╭─ Data lines

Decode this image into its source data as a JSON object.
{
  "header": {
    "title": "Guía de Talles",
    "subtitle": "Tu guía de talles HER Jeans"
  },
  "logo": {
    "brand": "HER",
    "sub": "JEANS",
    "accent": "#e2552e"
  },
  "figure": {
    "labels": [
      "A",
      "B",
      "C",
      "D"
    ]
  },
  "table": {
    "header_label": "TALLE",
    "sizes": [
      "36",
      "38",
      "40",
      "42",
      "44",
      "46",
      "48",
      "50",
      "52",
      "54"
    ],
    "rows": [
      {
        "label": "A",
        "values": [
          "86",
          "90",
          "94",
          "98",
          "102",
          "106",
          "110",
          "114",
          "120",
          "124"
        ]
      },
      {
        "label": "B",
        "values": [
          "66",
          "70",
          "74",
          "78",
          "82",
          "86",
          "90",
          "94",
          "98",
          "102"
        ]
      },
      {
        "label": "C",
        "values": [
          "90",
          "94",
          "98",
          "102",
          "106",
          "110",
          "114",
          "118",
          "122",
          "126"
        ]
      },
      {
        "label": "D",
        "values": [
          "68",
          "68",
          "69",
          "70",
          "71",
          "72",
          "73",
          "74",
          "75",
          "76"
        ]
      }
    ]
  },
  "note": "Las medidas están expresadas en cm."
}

╰─

Transcribe the material above in its entirety. Match it exactly.

Decode this image into its source data as a JSON object.
{
  "header": {
    "title": "Guía de Talles",
    "subtitle": "Tu guía de talles HER Jeans"
  },
  "logo": {
    "brand": "HER",
    "sub": "JEANS",
    "accent": "#e2552e"
  },
  "figure": {
    "labels": [
      "A",
      "B",
      "C",
      "D"
    ]
  },
  "table": {
    "header_label": "TALLE",
    "sizes": [
      "36",
      "38",
      "40",
      "42",
      "44",
      "46",
      "48",
      "50",
      "52",
      "54"
    ],
    "rows": [
      {
        "label": "A",
        "values": [
          "86",
          "90",
          "94",
          "98",
          "102",
          "106",
          "110",
          "114",
          "120",
          "124"
        ]
      },
      {
        "label": "B",
        "values": [
          "66",
          "70",
          "74",
          "78",
          "82",
          "86",
          "90",
          "94",
          "98",
          "102"
        ]
      },
      {
        "label": "C",
        "values": [
          "90",
          "94",
          "98",
          "102",
          "106",
          "110",
          "114",
          "118",
          "122",
          "126"
        ]
      },
      {
        "label": "D",
        "values": [
          "68",
          "68",
          "69",
          "70",
          "71",
          "72",
          "73",
          "74",
          "75",
          "76"
        ]
      }
    ]
  },
  "note": "Las medidas están expresadas en cm."
}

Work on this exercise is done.